--- BEGIN LISTED ENTRIES ---
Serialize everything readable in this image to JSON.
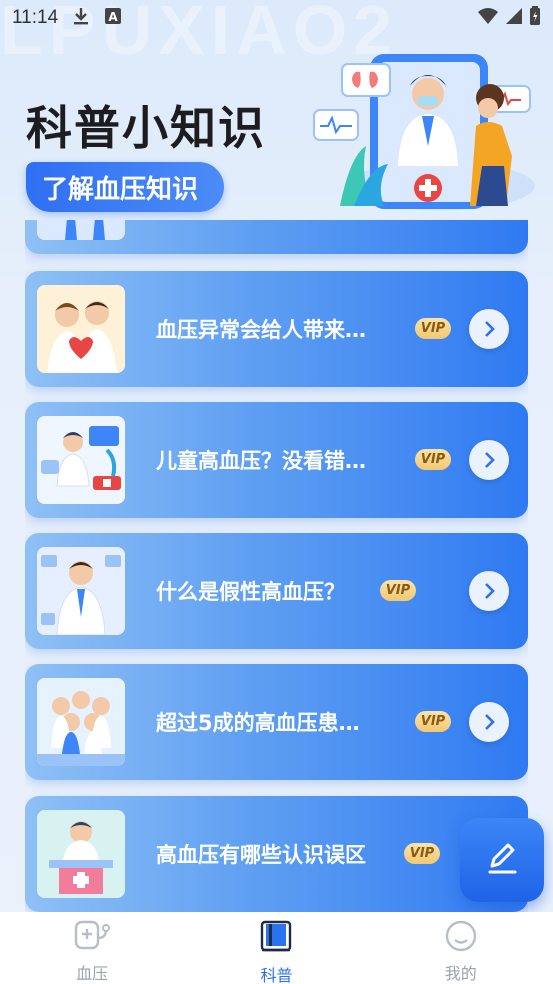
{
  "status_bar": {
    "time": "11:14"
  },
  "watermark": "LPUXIAO2",
  "header": {
    "title": "科普小知识",
    "subtitle": "了解血压知识"
  },
  "cards": [
    {
      "title": "血压异常会给人带来…",
      "vip": "VIP"
    },
    {
      "title": "儿童高血压？没看错…",
      "vip": "VIP"
    },
    {
      "title": "什么是假性高血压？",
      "vip": "VIP"
    },
    {
      "title": "超过5成的高血压患…",
      "vip": "VIP"
    },
    {
      "title": "高血压有哪些认识误区",
      "vip": "VIP"
    }
  ],
  "tabbar": {
    "tabs": [
      {
        "label": "血压",
        "icon": "stethoscope-icon"
      },
      {
        "label": "科普",
        "icon": "book-icon"
      },
      {
        "label": "我的",
        "icon": "smile-icon"
      }
    ],
    "active_color": "#2b72f0"
  },
  "fab": {
    "icon": "edit-pen-icon"
  }
}
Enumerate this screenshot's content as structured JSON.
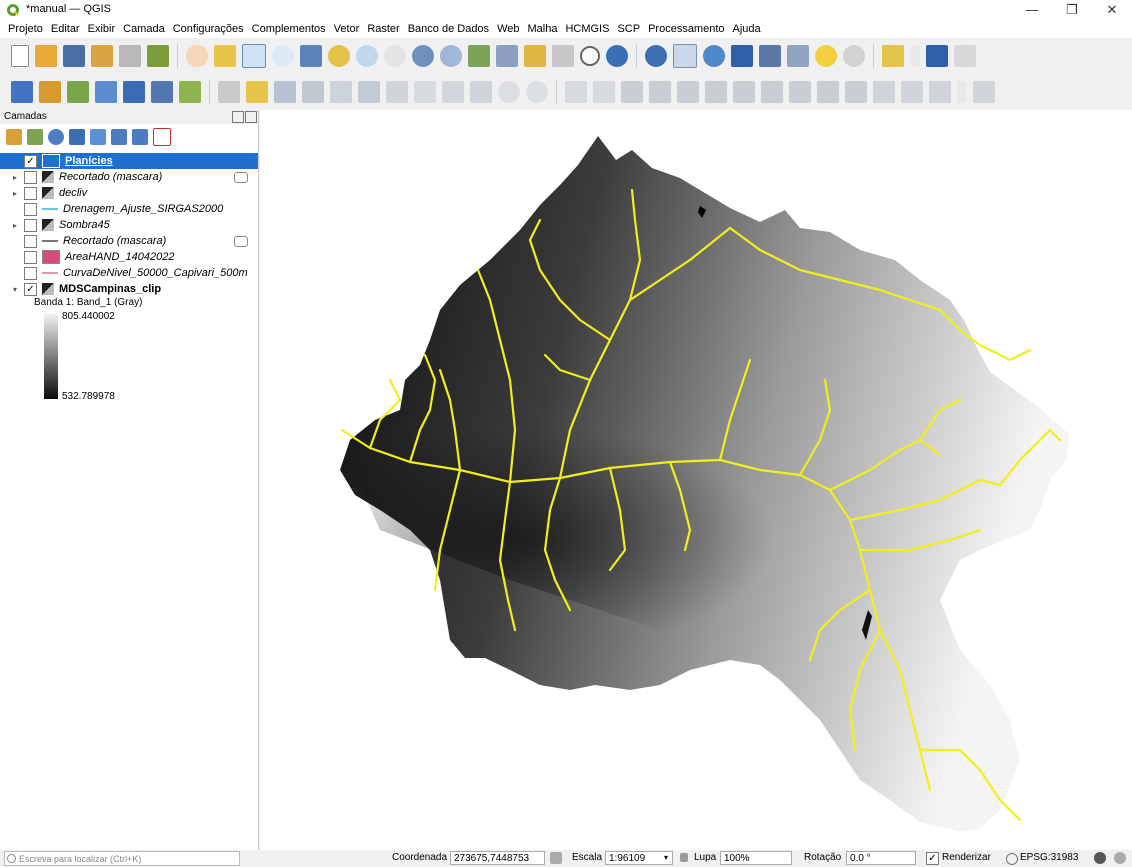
{
  "window": {
    "title": "*manual — QGIS",
    "minimize": "—",
    "maximize": "❐",
    "close": "✕"
  },
  "menubar": [
    "Projeto",
    "Editar",
    "Exibir",
    "Camada",
    "Configurações",
    "Complementos",
    "Vetor",
    "Raster",
    "Banco de Dados",
    "Web",
    "Malha",
    "HCMGIS",
    "SCP",
    "Processamento",
    "Ajuda"
  ],
  "layers_panel": {
    "title": "Camadas",
    "layers": [
      {
        "name": "Planícies",
        "checked": true,
        "style": "link",
        "expander": "",
        "symbol": "fill-blue",
        "selected": true
      },
      {
        "name": "Recortado (mascara)",
        "checked": false,
        "style": "italic",
        "expander": "▸",
        "symbol": "raster",
        "has_indicator": true
      },
      {
        "name": "decliv",
        "checked": false,
        "style": "italic",
        "expander": "▸",
        "symbol": "raster"
      },
      {
        "name": "Drenagem_Ajuste_SIRGAS2000",
        "checked": false,
        "style": "italic",
        "expander": "",
        "symbol": "line-cyan"
      },
      {
        "name": "Sombra45",
        "checked": false,
        "style": "italic",
        "expander": "▸",
        "symbol": "raster"
      },
      {
        "name": "Recortado (mascara)",
        "checked": false,
        "style": "italic",
        "expander": "",
        "symbol": "line-gray",
        "has_indicator": true
      },
      {
        "name": "AreaHAND_14042022",
        "checked": false,
        "style": "italic",
        "expander": "",
        "symbol": "fill-pink"
      },
      {
        "name": "CurvaDeNivel_50000_Capivari_500m",
        "checked": false,
        "style": "italic",
        "expander": "",
        "symbol": "line-pink"
      },
      {
        "name": "MDSCampinas_clip",
        "checked": true,
        "style": "bold",
        "expander": "▾",
        "symbol": "raster"
      }
    ],
    "legend": {
      "band": "Banda 1: Band_1 (Gray)",
      "max": "805.440002",
      "min": "532.789978"
    }
  },
  "colors": {
    "drainage": "#f2ee1c",
    "selection": "#1f6fcf",
    "dem_low": "#0a0a0a",
    "dem_high": "#f4f4f4"
  },
  "statusbar": {
    "locator_placeholder": "Escreva para localizar (Ctrl+K)",
    "coord_label": "Coordenada",
    "coord_value": "273675,7448753",
    "scale_label": "Escala",
    "scale_value": "1:96109",
    "magnifier_label": "Lupa",
    "magnifier_value": "100%",
    "rotation_label": "Rotação",
    "rotation_value": "0.0 °",
    "render_label": "Renderizar",
    "crs": "EPSG:31983"
  }
}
--- END LISTED ENTRIES ---
EXERCISE AIM:
Copy each line above containing the string "symbol".

CORRECT ANSWER:
        "symbol": "fill-blue",
        "symbol": "raster",
        "symbol": "raster"
        "symbol": "line-cyan"
        "symbol": "raster"
        "symbol": "line-gray",
        "symbol": "fill-pink"
        "symbol": "line-pink"
        "symbol": "raster"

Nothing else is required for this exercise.